• **Directions for this task**
Below is a listing. Gather each line of it that contains "подпрограмм".

• **Records**
>> Start
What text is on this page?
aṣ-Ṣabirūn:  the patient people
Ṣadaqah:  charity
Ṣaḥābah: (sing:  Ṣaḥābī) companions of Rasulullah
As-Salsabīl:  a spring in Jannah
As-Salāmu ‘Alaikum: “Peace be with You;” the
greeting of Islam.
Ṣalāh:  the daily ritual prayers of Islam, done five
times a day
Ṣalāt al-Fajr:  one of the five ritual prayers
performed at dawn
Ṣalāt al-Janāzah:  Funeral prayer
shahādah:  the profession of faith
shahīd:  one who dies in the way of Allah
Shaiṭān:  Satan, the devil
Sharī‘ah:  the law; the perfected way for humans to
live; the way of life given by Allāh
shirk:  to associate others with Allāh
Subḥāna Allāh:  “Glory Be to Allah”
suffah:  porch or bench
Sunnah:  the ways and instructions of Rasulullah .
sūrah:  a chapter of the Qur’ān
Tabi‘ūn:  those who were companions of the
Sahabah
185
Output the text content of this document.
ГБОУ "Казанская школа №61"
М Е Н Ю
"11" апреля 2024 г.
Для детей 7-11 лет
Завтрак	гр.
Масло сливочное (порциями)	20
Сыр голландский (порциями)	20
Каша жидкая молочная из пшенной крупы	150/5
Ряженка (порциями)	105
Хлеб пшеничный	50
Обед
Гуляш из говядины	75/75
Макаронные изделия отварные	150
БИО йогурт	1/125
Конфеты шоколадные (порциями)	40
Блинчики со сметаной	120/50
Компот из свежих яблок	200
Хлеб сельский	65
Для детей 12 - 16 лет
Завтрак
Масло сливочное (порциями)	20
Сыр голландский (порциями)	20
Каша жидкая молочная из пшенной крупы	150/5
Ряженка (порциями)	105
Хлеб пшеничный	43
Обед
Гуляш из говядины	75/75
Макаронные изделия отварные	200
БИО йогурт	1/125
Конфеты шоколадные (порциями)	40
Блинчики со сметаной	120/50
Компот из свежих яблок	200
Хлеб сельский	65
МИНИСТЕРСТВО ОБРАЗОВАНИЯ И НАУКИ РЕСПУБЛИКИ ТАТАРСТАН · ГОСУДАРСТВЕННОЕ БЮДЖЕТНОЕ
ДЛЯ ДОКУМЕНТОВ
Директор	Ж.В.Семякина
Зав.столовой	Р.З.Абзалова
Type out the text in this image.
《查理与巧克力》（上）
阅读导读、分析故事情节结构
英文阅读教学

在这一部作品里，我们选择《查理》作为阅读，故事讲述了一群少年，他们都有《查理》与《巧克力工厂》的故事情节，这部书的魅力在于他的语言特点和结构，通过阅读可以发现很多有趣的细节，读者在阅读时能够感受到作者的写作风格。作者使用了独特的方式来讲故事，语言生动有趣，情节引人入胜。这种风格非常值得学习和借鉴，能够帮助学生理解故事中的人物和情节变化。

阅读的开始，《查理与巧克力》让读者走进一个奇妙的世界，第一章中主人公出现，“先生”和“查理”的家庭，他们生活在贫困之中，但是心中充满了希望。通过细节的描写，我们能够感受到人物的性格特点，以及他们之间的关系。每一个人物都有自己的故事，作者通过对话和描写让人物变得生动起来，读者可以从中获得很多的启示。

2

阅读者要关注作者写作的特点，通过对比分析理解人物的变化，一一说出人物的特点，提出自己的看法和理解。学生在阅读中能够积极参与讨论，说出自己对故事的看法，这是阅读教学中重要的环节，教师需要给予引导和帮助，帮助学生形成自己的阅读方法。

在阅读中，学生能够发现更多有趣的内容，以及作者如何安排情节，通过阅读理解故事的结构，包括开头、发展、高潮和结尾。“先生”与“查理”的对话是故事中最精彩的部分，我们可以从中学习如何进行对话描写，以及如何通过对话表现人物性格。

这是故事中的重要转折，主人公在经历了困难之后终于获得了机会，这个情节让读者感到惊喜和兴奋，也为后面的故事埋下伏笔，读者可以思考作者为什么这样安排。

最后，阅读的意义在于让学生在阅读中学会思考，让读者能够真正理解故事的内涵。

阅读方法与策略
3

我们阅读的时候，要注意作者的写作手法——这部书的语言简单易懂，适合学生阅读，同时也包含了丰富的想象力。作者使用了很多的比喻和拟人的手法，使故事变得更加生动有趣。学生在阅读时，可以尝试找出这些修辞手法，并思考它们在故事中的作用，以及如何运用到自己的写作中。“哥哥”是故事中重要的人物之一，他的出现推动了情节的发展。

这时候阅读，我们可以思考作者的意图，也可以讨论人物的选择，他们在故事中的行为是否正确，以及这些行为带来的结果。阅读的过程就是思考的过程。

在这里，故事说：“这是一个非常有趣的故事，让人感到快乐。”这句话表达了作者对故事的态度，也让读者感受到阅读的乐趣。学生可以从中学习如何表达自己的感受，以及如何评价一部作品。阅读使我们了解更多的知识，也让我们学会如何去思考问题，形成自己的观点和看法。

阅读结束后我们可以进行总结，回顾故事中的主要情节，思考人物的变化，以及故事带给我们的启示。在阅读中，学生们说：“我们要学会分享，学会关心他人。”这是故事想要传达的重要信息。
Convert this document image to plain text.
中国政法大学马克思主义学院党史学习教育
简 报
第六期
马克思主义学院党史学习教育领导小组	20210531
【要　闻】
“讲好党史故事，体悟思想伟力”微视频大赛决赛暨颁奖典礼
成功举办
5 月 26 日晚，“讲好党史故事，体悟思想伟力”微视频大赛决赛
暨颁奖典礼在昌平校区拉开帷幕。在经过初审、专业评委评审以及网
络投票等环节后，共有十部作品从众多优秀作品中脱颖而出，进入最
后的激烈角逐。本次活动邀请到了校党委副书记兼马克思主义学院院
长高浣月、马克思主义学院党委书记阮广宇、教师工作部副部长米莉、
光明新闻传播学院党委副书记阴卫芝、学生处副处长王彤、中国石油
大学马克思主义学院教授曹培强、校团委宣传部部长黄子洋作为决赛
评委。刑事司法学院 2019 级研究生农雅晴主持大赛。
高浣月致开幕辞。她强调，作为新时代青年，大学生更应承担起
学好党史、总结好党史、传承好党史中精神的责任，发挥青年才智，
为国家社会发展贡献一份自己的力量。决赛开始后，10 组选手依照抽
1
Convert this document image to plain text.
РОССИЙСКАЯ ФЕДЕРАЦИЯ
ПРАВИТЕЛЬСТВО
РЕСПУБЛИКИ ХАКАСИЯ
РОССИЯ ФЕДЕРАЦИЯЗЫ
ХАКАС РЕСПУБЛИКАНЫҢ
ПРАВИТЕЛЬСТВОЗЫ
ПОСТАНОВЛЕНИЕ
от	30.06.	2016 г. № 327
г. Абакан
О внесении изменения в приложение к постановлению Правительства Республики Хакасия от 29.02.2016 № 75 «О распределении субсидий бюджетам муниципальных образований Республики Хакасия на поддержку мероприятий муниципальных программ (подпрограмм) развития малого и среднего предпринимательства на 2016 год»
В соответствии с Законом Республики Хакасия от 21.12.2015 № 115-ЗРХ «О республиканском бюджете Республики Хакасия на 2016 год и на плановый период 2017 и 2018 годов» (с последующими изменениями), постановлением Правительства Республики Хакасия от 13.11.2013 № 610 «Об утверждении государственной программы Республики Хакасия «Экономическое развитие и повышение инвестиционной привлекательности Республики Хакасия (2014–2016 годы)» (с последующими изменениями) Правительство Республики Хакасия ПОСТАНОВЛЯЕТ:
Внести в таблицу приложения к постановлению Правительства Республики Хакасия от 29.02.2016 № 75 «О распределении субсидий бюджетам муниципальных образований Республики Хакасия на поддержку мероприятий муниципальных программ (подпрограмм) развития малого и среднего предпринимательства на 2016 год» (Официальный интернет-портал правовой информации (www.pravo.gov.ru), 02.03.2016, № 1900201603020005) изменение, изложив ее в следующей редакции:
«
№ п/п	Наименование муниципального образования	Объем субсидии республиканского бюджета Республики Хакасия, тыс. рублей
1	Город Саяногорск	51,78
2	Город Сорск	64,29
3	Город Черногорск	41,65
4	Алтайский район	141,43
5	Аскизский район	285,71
>> End
• **Task response**
О внесении изменения в приложение к постановлению Правительства Республики Хакасия от 29.02.2016 № 75 «О распределении субсидий бюджетам муниципальных образований Республики Хакасия на поддержку мероприятий муниципальных программ (подпрограмм) развития малого и среднего предпринимательства на 2016 год»
Внести в таблицу приложения к постановлению Правительства Республики Хакасия от 29.02.2016 № 75 «О распределении субсидий бюджетам муниципальных образований Республики Хакасия на поддержку мероприятий муниципальных программ (подпрограмм) развития малого и среднего предпринимательства на 2016 год» (Официальный интернет-портал правовой информации (www.pravo.gov.ru), 02.03.2016, № 1900201603020005) изменение, изложив ее в следующей редакции:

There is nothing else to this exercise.